Task details:
Repeat the records below exactly, leaving out any pictures.

Saved entries

%%

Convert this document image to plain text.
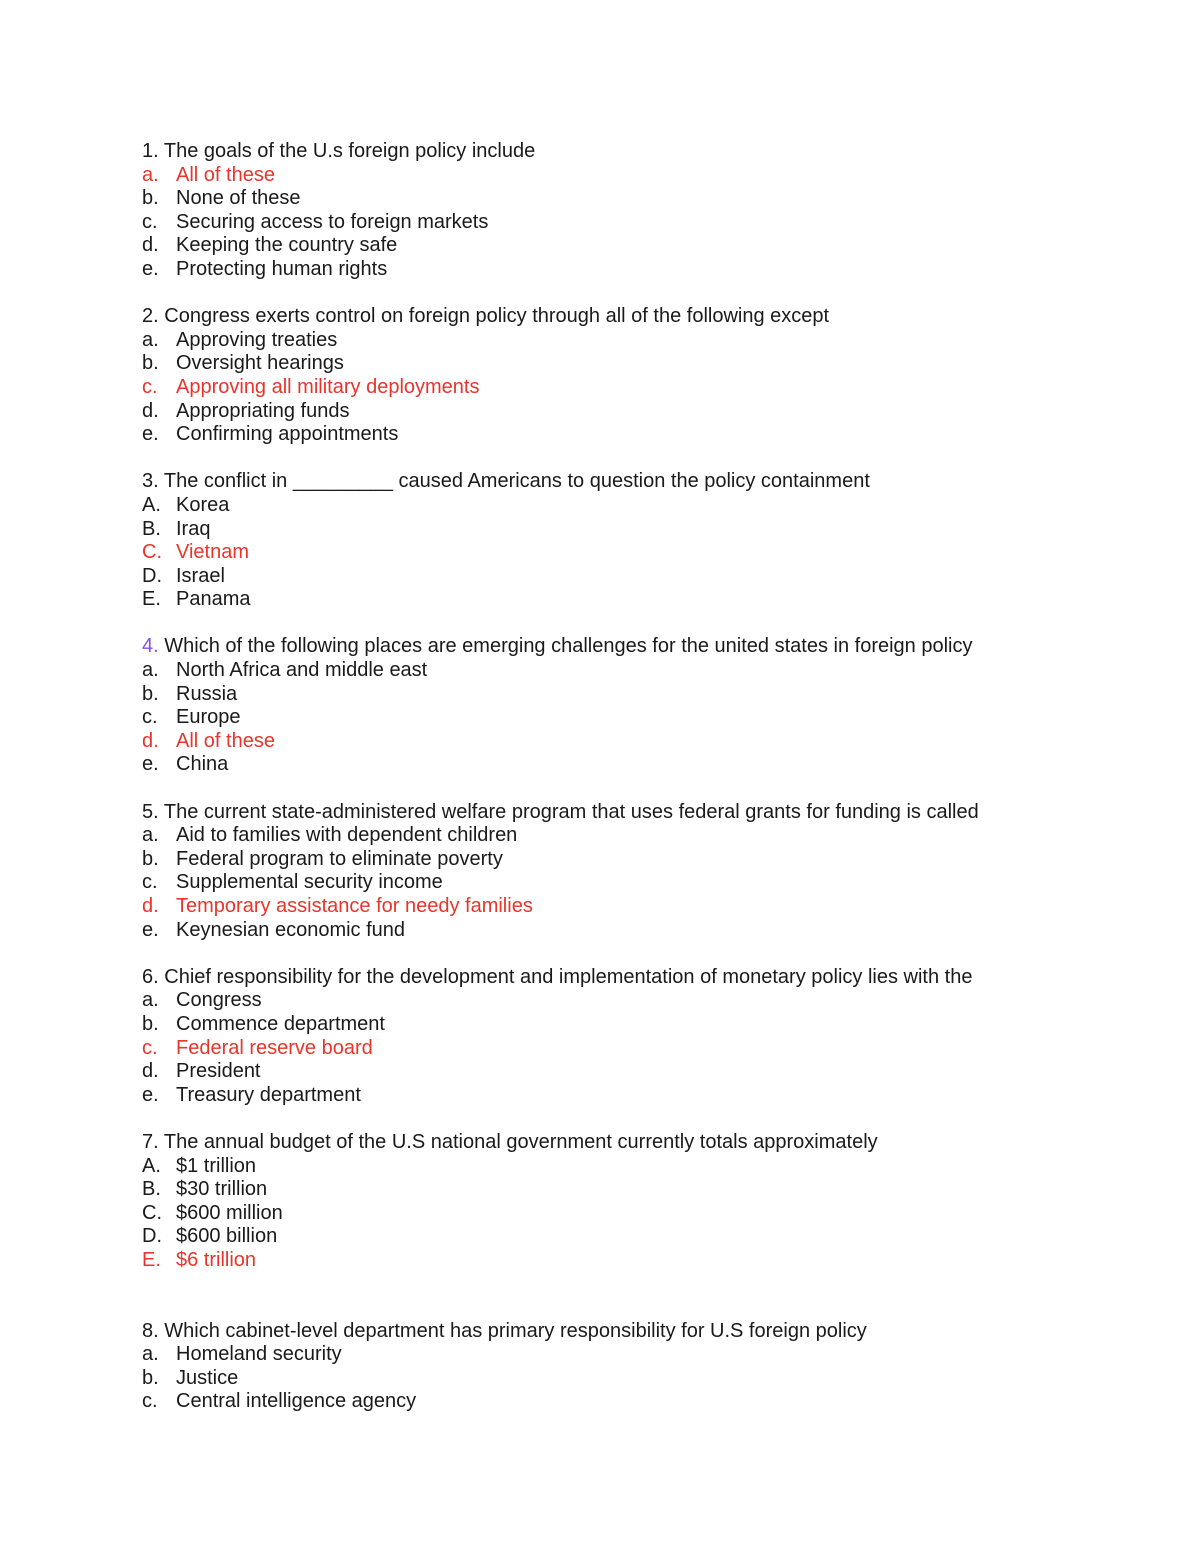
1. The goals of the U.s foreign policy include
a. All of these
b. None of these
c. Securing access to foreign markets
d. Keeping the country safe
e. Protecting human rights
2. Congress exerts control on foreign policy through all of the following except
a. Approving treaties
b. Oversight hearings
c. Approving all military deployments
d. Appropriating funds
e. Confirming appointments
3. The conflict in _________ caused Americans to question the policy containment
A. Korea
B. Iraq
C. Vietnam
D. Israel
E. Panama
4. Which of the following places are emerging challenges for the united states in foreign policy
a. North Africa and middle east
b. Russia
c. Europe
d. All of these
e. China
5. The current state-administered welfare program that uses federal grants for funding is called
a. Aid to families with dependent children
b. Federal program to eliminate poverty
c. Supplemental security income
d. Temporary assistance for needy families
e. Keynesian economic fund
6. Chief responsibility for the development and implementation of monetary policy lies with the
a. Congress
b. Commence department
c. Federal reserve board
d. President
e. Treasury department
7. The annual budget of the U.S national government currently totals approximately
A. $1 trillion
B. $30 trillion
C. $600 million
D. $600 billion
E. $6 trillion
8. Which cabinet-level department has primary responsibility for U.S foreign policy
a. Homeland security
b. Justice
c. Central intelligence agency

%%

Output:
Convert this document image to plain text.
1. The goals of the U.s foreign policy include
a. All of these
b. None of these
c. Securing access to foreign markets
d. Keeping the country safe
e. Protecting human rights
2. Congress exerts control on foreign policy through all of the following except
a. Approving treaties
b. Oversight hearings
c. Approving all military deployments
d. Appropriating funds
e. Confirming appointments
3. The conflict in _________ caused Americans to question the policy containment
A. Korea
B. Iraq
C. Vietnam
D. Israel
E. Panama
4. Which of the following places are emerging challenges for the united states in foreign policy
a. North Africa and middle east
b. Russia
c. Europe
d. All of these
e. China
5. The current state-administered welfare program that uses federal grants for funding is called
a. Aid to families with dependent children
b. Federal program to eliminate poverty
c. Supplemental security income
d. Temporary assistance for needy families
e. Keynesian economic fund
6. Chief responsibility for the development and implementation of monetary policy lies with the
a. Congress
b. Commence department
c. Federal reserve board
d. President
e. Treasury department
7. The annual budget of the U.S national government currently totals approximately
A. $1 trillion
B. $30 trillion
C. $600 million
D. $600 billion
E. $6 trillion
8. Which cabinet-level department has primary responsibility for U.S foreign policy
a. Homeland security
b. Justice
c. Central intelligence agency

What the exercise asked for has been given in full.